------ SOURCE MATERIAL

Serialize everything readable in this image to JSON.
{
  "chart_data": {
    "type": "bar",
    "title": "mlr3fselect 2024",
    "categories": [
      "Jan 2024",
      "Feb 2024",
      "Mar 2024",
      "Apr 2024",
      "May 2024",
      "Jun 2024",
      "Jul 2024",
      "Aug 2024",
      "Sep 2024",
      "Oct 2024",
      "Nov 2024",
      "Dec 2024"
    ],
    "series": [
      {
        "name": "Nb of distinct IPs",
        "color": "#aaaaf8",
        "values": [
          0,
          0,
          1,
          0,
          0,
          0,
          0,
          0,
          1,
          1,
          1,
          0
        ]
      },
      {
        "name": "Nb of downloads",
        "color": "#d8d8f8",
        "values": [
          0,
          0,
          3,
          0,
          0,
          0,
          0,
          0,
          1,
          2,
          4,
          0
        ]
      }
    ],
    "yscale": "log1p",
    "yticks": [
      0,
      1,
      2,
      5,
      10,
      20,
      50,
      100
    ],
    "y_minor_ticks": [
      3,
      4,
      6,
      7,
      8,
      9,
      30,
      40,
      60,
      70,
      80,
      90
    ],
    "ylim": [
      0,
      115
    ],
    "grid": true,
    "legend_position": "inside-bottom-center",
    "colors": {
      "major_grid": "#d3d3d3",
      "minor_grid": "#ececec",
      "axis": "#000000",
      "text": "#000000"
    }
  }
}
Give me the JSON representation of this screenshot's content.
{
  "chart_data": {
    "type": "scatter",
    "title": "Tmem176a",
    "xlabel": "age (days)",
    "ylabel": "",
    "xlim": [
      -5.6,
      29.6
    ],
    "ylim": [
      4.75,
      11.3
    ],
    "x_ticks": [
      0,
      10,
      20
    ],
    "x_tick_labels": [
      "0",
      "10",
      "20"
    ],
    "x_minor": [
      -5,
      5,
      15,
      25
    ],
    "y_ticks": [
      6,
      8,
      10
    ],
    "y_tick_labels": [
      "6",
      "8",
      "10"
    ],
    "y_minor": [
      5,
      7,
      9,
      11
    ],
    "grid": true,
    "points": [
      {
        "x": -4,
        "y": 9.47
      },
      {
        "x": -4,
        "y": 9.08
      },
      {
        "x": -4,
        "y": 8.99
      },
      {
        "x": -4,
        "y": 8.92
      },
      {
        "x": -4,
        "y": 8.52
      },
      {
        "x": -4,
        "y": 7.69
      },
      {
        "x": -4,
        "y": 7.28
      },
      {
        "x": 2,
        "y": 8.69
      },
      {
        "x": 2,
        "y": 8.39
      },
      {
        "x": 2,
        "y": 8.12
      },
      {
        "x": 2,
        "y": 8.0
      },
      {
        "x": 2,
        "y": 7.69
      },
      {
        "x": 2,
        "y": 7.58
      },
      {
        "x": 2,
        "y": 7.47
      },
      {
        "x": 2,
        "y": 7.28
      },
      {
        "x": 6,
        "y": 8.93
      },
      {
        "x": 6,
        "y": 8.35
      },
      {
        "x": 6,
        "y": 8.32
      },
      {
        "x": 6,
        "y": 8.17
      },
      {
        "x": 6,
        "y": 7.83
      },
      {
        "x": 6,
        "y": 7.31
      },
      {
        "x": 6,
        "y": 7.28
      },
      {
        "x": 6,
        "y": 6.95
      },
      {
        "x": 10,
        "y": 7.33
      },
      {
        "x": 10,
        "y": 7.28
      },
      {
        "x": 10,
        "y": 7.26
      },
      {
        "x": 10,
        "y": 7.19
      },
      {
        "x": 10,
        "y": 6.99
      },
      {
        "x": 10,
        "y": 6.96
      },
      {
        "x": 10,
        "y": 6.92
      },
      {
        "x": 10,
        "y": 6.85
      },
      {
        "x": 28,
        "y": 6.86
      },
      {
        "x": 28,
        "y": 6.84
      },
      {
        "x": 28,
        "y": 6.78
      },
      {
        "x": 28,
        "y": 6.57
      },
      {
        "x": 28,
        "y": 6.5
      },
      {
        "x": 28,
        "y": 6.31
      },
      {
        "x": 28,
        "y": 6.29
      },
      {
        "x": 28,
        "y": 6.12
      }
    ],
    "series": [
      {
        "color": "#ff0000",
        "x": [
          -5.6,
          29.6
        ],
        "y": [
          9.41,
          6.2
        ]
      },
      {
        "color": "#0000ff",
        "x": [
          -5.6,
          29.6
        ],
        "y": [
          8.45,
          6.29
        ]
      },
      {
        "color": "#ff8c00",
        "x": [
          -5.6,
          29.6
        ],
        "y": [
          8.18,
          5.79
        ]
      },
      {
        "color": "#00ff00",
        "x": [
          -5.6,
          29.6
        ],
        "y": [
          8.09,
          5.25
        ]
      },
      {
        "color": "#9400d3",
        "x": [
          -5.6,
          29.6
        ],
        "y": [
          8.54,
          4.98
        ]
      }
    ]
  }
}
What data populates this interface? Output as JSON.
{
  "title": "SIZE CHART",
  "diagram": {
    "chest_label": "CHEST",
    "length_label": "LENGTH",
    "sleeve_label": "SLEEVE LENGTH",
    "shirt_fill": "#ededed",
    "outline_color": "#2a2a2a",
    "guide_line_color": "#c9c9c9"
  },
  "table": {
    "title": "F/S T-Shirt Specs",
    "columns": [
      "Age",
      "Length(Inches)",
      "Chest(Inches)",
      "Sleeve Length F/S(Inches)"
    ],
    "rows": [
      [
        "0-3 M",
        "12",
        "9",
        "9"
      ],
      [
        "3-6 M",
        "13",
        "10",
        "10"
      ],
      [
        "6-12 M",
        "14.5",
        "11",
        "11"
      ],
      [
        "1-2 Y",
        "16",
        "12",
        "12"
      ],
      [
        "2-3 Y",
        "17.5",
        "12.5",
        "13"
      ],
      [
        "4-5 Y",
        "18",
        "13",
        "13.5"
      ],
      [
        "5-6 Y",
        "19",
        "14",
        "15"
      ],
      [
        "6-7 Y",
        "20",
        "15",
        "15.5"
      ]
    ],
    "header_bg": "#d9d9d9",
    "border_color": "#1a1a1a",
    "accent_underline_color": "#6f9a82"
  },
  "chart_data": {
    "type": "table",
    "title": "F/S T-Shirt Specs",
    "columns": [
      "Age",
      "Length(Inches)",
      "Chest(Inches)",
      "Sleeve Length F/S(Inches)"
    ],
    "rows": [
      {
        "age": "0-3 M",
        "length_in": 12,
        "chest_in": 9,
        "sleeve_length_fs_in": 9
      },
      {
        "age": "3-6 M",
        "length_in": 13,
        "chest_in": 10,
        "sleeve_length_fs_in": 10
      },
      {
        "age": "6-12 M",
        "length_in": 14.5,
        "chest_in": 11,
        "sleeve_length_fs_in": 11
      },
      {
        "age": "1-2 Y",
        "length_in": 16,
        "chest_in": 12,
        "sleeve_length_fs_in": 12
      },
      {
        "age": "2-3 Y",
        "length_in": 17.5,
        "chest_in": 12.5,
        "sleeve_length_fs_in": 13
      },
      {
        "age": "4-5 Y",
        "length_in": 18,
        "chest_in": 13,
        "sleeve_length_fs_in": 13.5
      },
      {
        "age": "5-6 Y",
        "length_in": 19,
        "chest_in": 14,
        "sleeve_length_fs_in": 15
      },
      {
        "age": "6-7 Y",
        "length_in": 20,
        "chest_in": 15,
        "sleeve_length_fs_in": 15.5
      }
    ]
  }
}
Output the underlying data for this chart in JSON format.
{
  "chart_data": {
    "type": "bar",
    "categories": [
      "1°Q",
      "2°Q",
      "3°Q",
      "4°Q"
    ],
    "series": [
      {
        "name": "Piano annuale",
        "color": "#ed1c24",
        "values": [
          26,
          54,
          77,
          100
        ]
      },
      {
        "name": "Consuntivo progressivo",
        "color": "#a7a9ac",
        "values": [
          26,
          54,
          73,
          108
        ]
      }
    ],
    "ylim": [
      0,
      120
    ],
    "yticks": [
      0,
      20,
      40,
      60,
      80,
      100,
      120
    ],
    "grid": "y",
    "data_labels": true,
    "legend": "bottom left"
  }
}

------------

▸ **AIM OF THE EXERCISE**
Restate the final lines of the listing above word for word, beginning at the line that contains "Output the underlying".

▸ **RESPONSE TO THIS EXERCISE**
Output the underlying data for this chart in JSON format.
{
  "chart_data": {
    "type": "bar",
    "categories": [
      "1°Q",
      "2°Q",
      "3°Q",
      "4°Q"
    ],
    "series": [
      {
        "name": "Piano annuale",
        "color": "#ed1c24",
        "values": [
          26,
          54,
          77,
          100
        ]
      },
      {
        "name": "Consuntivo progressivo",
        "color": "#a7a9ac",
        "values": [
          26,
          54,
          73,
          108
        ]
      }
    ],
    "ylim": [
      0,
      120
    ],
    "yticks": [
      0,
      20,
      40,
      60,
      80,
      100,
      120
    ],
    "grid": "y",
    "data_labels": true,
    "legend": "bottom left"
  }
}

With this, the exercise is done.